Structured figure records:
- - - -

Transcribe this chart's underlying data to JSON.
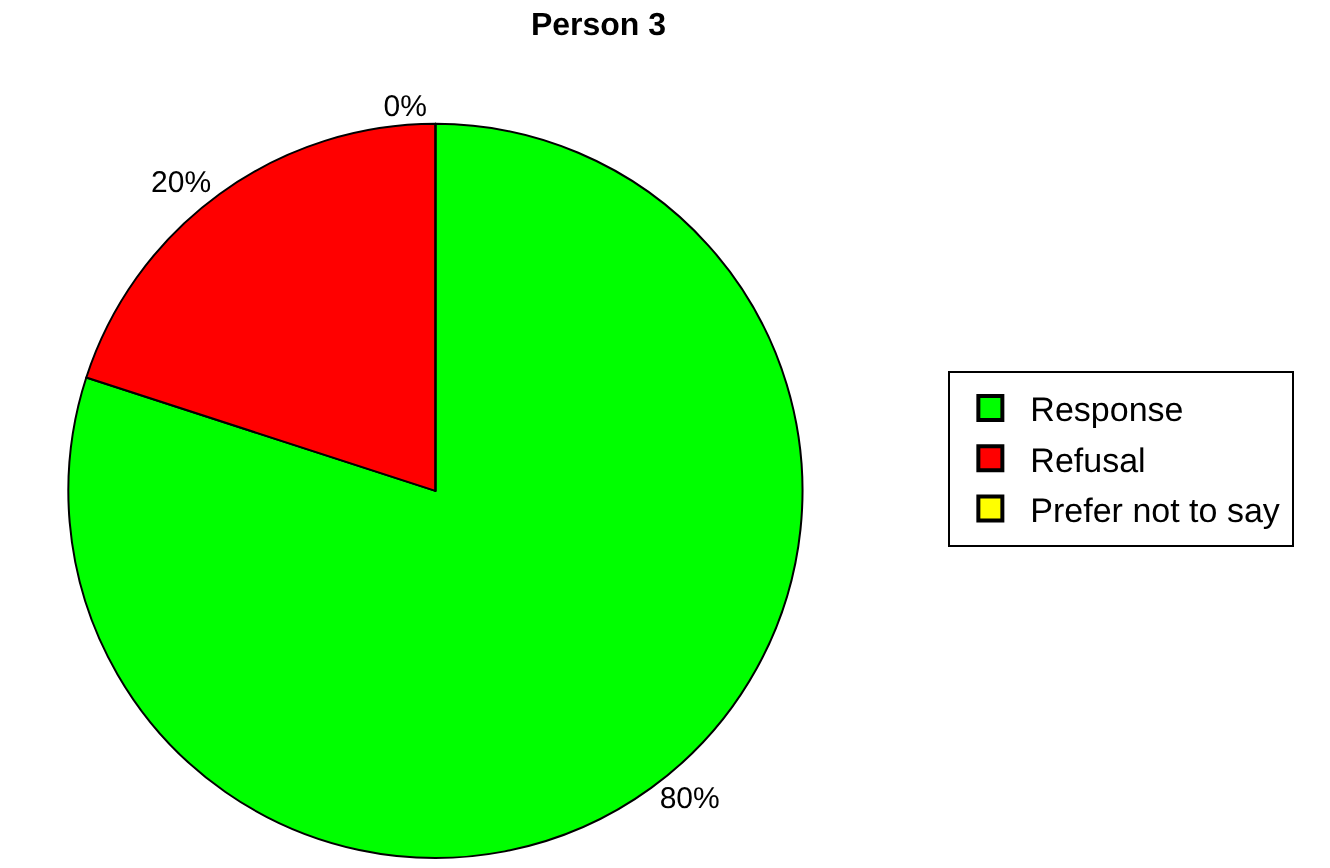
{
  "chart_data": {
    "type": "pie",
    "title": "Person 3",
    "categories": [
      "Response",
      "Refusal",
      "Prefer not to say"
    ],
    "values": [
      80,
      20,
      0
    ],
    "colors": [
      "#00ff00",
      "#ff0000",
      "#ffff00"
    ],
    "value_labels": [
      "80%",
      "20%",
      "0%"
    ],
    "legend": "right"
  }
}
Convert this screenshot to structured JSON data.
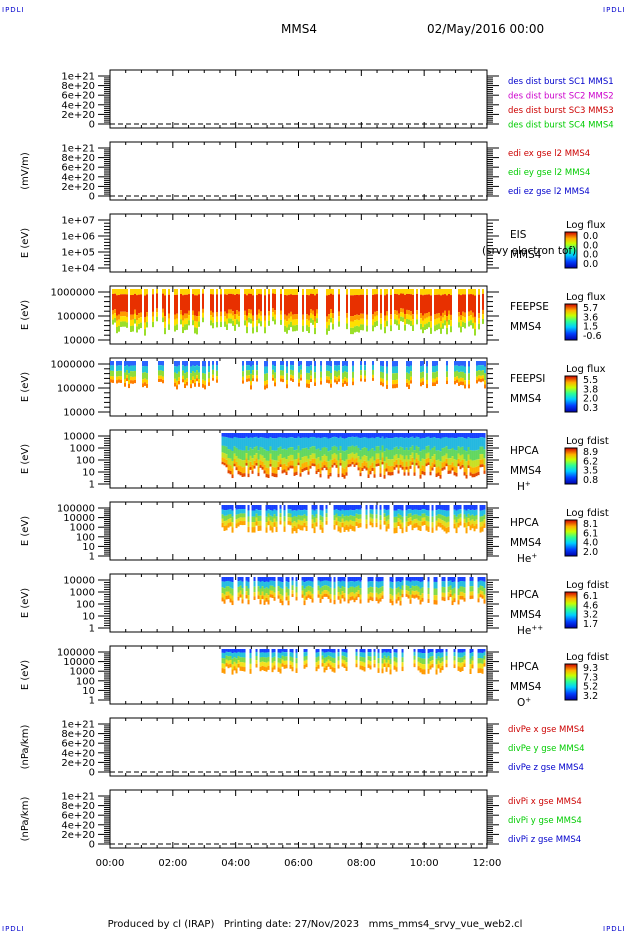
{
  "corner_label": "IPDLI",
  "header": {
    "spacecraft": "MMS4",
    "date": "02/May/2016 00:00"
  },
  "footer": {
    "produced_by": "Produced by cl (IRAP)",
    "printing_date": "Printing date: 27/Nov/2023",
    "script_name": "mms_mms4_srvy_vue_web2.cl"
  },
  "colors": {
    "dashed": "#000000",
    "red": "#cc0000",
    "magenta": "#cc00cc",
    "green": "#00cc00",
    "blue": "#0000cc"
  },
  "chart_data": {
    "type": "heatmap",
    "x_tick_labels": [
      "00:00",
      "02:00",
      "04:00",
      "06:00",
      "08:00",
      "10:00",
      "12:00"
    ],
    "x_range_hours": [
      0,
      12
    ],
    "panels": [
      {
        "id": "des-dist",
        "kind": "line",
        "ylabel": "",
        "tick_labels": [
          "0",
          "2e+20",
          "4e+20",
          "6e+20",
          "8e+20",
          "1e+21"
        ],
        "dashed_zero": true,
        "legend": [
          {
            "text": "des dist burst SC1 MMS1",
            "color": "#0000cc"
          },
          {
            "text": "des dist burst SC2 MMS2",
            "color": "#cc00cc"
          },
          {
            "text": "des dist burst SC3 MMS3",
            "color": "#cc0000"
          },
          {
            "text": "des dist burst SC4 MMS4",
            "color": "#00cc00"
          }
        ]
      },
      {
        "id": "edi",
        "kind": "line",
        "ylabel": "(mV/m)",
        "tick_labels": [
          "0",
          "2e+20",
          "4e+20",
          "6e+20",
          "8e+20",
          "1e+21"
        ],
        "dashed_zero": true,
        "legend": [
          {
            "text": "edi ex gse l2 MMS4",
            "color": "#cc0000"
          },
          {
            "text": "edi ey gse l2 MMS4",
            "color": "#00cc00"
          },
          {
            "text": "edi ez gse l2 MMS4",
            "color": "#0000cc"
          }
        ]
      },
      {
        "id": "eis",
        "kind": "spectrogram",
        "ylabel": "E (eV)",
        "tick_labels": [
          "1e+04",
          "1e+05",
          "1e+06",
          "1e+07"
        ],
        "instrument": "EIS",
        "spacecraft": "MMS4",
        "extra_label": "(srvy electron tof)",
        "species": "",
        "cbar_title": "Log flux",
        "cbar_values": [
          "0.0",
          "0.0",
          "0.0",
          "0.0"
        ],
        "data_start_hour": null,
        "coverage": 0,
        "bands": []
      },
      {
        "id": "feepse",
        "kind": "spectrogram",
        "ylabel": "E (eV)",
        "tick_labels": [
          "10000",
          "100000",
          "1000000"
        ],
        "instrument": "FEEPSE",
        "spacecraft": "MMS4",
        "species": "",
        "cbar_title": "Log flux",
        "cbar_values": [
          "5.7",
          "3.6",
          "1.5",
          "-0.6"
        ],
        "data_start_hour": 0,
        "coverage": 0.82,
        "bands": [
          {
            "from": 0.0,
            "to": 0.14,
            "color": "#ffd200"
          },
          {
            "from": 0.14,
            "to": 0.6,
            "color": "#e83000"
          },
          {
            "from": 0.6,
            "to": 0.72,
            "color": "#ff9a00"
          },
          {
            "from": 0.72,
            "to": 0.86,
            "color": "#ffe000"
          },
          {
            "from": 0.86,
            "to": 1.0,
            "color": "#9adf2a"
          }
        ]
      },
      {
        "id": "feepsi",
        "kind": "spectrogram",
        "ylabel": "E (eV)",
        "tick_labels": [
          "10000",
          "100000",
          "1000000"
        ],
        "instrument": "FEEPSI",
        "spacecraft": "MMS4",
        "species": "",
        "cbar_title": "Log flux",
        "cbar_values": [
          "5.5",
          "3.8",
          "2.0",
          "0.3"
        ],
        "data_start_hour": 0,
        "coverage": 0.5,
        "bands": [
          {
            "from": 0.0,
            "to": 0.2,
            "color": "#2b63ff"
          },
          {
            "from": 0.2,
            "to": 0.45,
            "color": "#26c4d6"
          },
          {
            "from": 0.45,
            "to": 0.7,
            "color": "#8fdc3a"
          },
          {
            "from": 0.7,
            "to": 0.85,
            "color": "#ffd000"
          },
          {
            "from": 0.85,
            "to": 1.0,
            "color": "#ff7d00"
          }
        ]
      },
      {
        "id": "hpca-h",
        "kind": "spectrogram",
        "ylabel": "E (eV)",
        "tick_labels": [
          "1",
          "10",
          "100",
          "1000",
          "10000"
        ],
        "instrument": "HPCA",
        "spacecraft": "MMS4",
        "species": "H",
        "species_sup": "+",
        "cbar_title": "Log fdist",
        "cbar_values": [
          "8.9",
          "6.2",
          "3.5",
          "0.8"
        ],
        "data_start_hour": 3.55,
        "coverage": 0.8,
        "bands": [
          {
            "from": 0.0,
            "to": 0.12,
            "color": "#1740ff"
          },
          {
            "from": 0.12,
            "to": 0.4,
            "color": "#24b8e0"
          },
          {
            "from": 0.4,
            "to": 0.62,
            "color": "#62d760"
          },
          {
            "from": 0.62,
            "to": 0.78,
            "color": "#c8e024"
          },
          {
            "from": 0.78,
            "to": 0.92,
            "color": "#ffb000"
          },
          {
            "from": 0.92,
            "to": 1.0,
            "color": "#e34a00"
          }
        ]
      },
      {
        "id": "hpca-he",
        "kind": "spectrogram",
        "ylabel": "E (eV)",
        "tick_labels": [
          "1",
          "10",
          "100",
          "1000",
          "10000",
          "100000"
        ],
        "instrument": "HPCA",
        "spacecraft": "MMS4",
        "species": "He",
        "species_sup": "+",
        "cbar_title": "Log fdist",
        "cbar_values": [
          "8.1",
          "6.1",
          "4.0",
          "2.0"
        ],
        "data_start_hour": 3.55,
        "coverage": 0.5,
        "bands": [
          {
            "from": 0.0,
            "to": 0.2,
            "color": "#1740ff"
          },
          {
            "from": 0.2,
            "to": 0.42,
            "color": "#22c0e4"
          },
          {
            "from": 0.42,
            "to": 0.62,
            "color": "#7fd94a"
          },
          {
            "from": 0.62,
            "to": 0.8,
            "color": "#e6dd1c"
          },
          {
            "from": 0.8,
            "to": 1.0,
            "color": "#ffa300"
          }
        ]
      },
      {
        "id": "hpca-he2",
        "kind": "spectrogram",
        "ylabel": "E (eV)",
        "tick_labels": [
          "1",
          "10",
          "100",
          "1000",
          "10000"
        ],
        "instrument": "HPCA",
        "spacecraft": "MMS4",
        "species": "He",
        "species_sup": "++",
        "cbar_title": "Log fdist",
        "cbar_values": [
          "6.1",
          "4.6",
          "3.2",
          "1.7"
        ],
        "data_start_hour": 3.55,
        "coverage": 0.5,
        "bands": [
          {
            "from": 0.0,
            "to": 0.18,
            "color": "#1740ff"
          },
          {
            "from": 0.18,
            "to": 0.42,
            "color": "#24bde0"
          },
          {
            "from": 0.42,
            "to": 0.66,
            "color": "#83db45"
          },
          {
            "from": 0.66,
            "to": 0.84,
            "color": "#f0d618"
          },
          {
            "from": 0.84,
            "to": 1.0,
            "color": "#ff8c00"
          }
        ]
      },
      {
        "id": "hpca-o",
        "kind": "spectrogram",
        "ylabel": "E (eV)",
        "tick_labels": [
          "1",
          "10",
          "100",
          "1000",
          "10000",
          "100000"
        ],
        "instrument": "HPCA",
        "spacecraft": "MMS4",
        "species": "O",
        "species_sup": "+",
        "cbar_title": "Log fdist",
        "cbar_values": [
          "9.3",
          "7.3",
          "5.2",
          "3.2"
        ],
        "data_start_hour": 3.55,
        "coverage": 0.45,
        "bands": [
          {
            "from": 0.0,
            "to": 0.16,
            "color": "#1740ff"
          },
          {
            "from": 0.16,
            "to": 0.38,
            "color": "#24c2dc"
          },
          {
            "from": 0.38,
            "to": 0.6,
            "color": "#7ed947"
          },
          {
            "from": 0.6,
            "to": 0.8,
            "color": "#f2e21b"
          },
          {
            "from": 0.8,
            "to": 1.0,
            "color": "#ff9a00"
          }
        ]
      },
      {
        "id": "divpe",
        "kind": "line",
        "ylabel": "(nPa/km)",
        "tick_labels": [
          "0",
          "2e+20",
          "4e+20",
          "6e+20",
          "8e+20",
          "1e+21"
        ],
        "dashed_zero": true,
        "legend": [
          {
            "text": "divPe x gse MMS4",
            "color": "#cc0000"
          },
          {
            "text": "divPe y gse MMS4",
            "color": "#00cc00"
          },
          {
            "text": "divPe z gse MMS4",
            "color": "#0000cc"
          }
        ]
      },
      {
        "id": "divpi",
        "kind": "line",
        "ylabel": "(nPa/km)",
        "tick_labels": [
          "0",
          "2e+20",
          "4e+20",
          "6e+20",
          "8e+20",
          "1e+21"
        ],
        "dashed_zero": true,
        "legend": [
          {
            "text": "divPi x gse MMS4",
            "color": "#cc0000"
          },
          {
            "text": "divPi y gse MMS4",
            "color": "#00cc00"
          },
          {
            "text": "divPi z gse MMS4",
            "color": "#0000cc"
          }
        ]
      }
    ]
  }
}
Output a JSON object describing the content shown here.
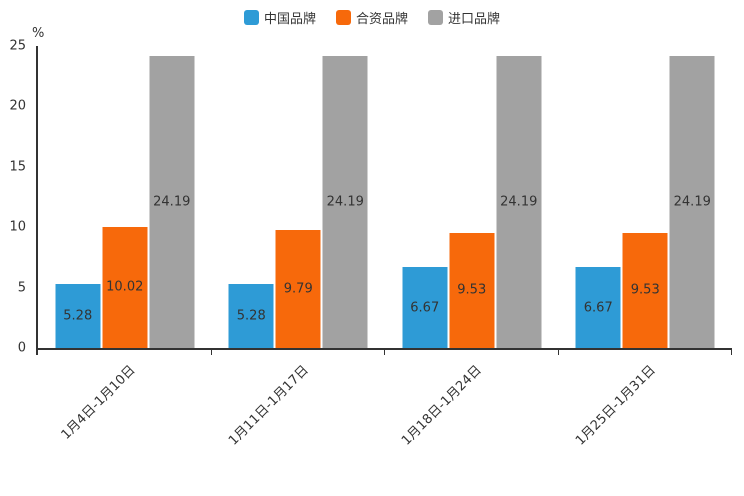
{
  "chart_data": {
    "type": "bar",
    "title": "",
    "unit_label": "%",
    "categories": [
      "1月4日-1月10日",
      "1月11日-1月17日",
      "1月18日-1月24日",
      "1月25日-1月31日"
    ],
    "series": [
      {
        "name": "中国品牌",
        "color": "#2E9BD6",
        "values": [
          5.28,
          5.28,
          6.67,
          6.67
        ]
      },
      {
        "name": "合资品牌",
        "color": "#F7690B",
        "values": [
          10.02,
          9.79,
          9.53,
          9.53
        ]
      },
      {
        "name": "进口品牌",
        "color": "#A2A2A2",
        "values": [
          24.19,
          24.19,
          24.19,
          24.19
        ]
      }
    ],
    "ylim": [
      0,
      25
    ],
    "yticks": [
      0,
      5,
      10,
      15,
      20,
      25
    ],
    "legend_position": "top",
    "grid": false,
    "x_label_rotation": -45,
    "value_label_position": "inside-middle",
    "label_color": "#333333",
    "axis_color": "#333333",
    "background_color": "#ffffff"
  }
}
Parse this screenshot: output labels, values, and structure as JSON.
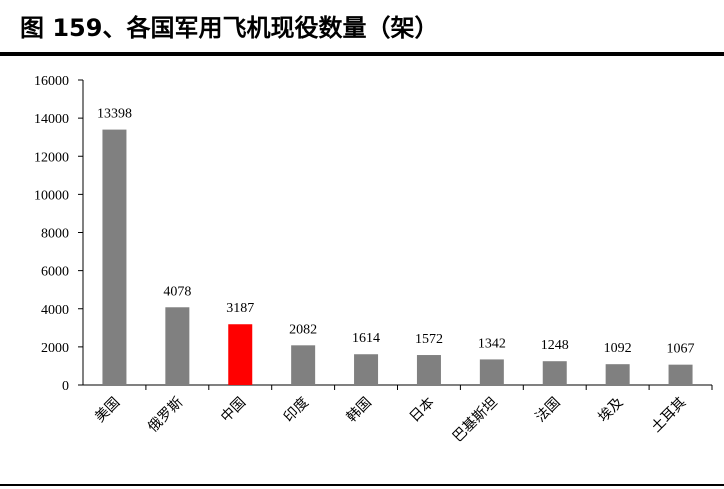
{
  "chart_data": {
    "type": "bar",
    "title": "图 159、各国军用飞机现役数量（架）",
    "categories": [
      "美国",
      "俄罗斯",
      "中国",
      "印度",
      "韩国",
      "日本",
      "巴基斯坦",
      "法国",
      "埃及",
      "土耳其"
    ],
    "values": [
      13398,
      4078,
      3187,
      2082,
      1614,
      1572,
      1342,
      1248,
      1092,
      1067
    ],
    "colors": [
      "#808080",
      "#808080",
      "#ff0000",
      "#808080",
      "#808080",
      "#808080",
      "#808080",
      "#808080",
      "#808080",
      "#808080"
    ],
    "ylim": [
      0,
      16000
    ],
    "yticks": [
      0,
      2000,
      4000,
      6000,
      8000,
      10000,
      12000,
      14000,
      16000
    ],
    "grid": false
  }
}
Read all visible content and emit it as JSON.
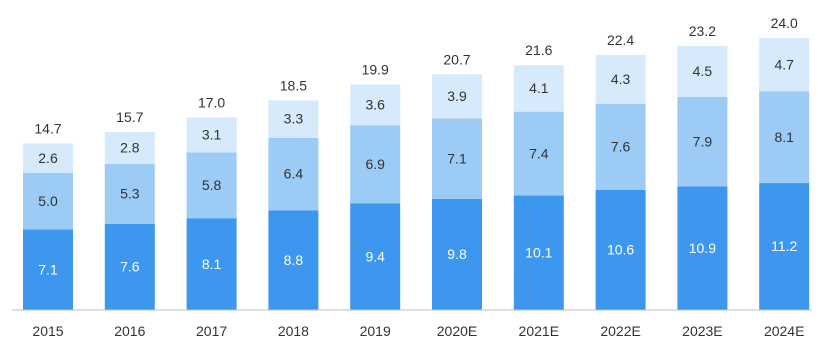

- - - -

▸ **Problem statement**
Find the string "date" in the entries above and return each line that holds it.

▸ **Task answer**
    "date": "02/May/2016 00:00"
    "printing_date": "Printing date: 27/Nov/2023",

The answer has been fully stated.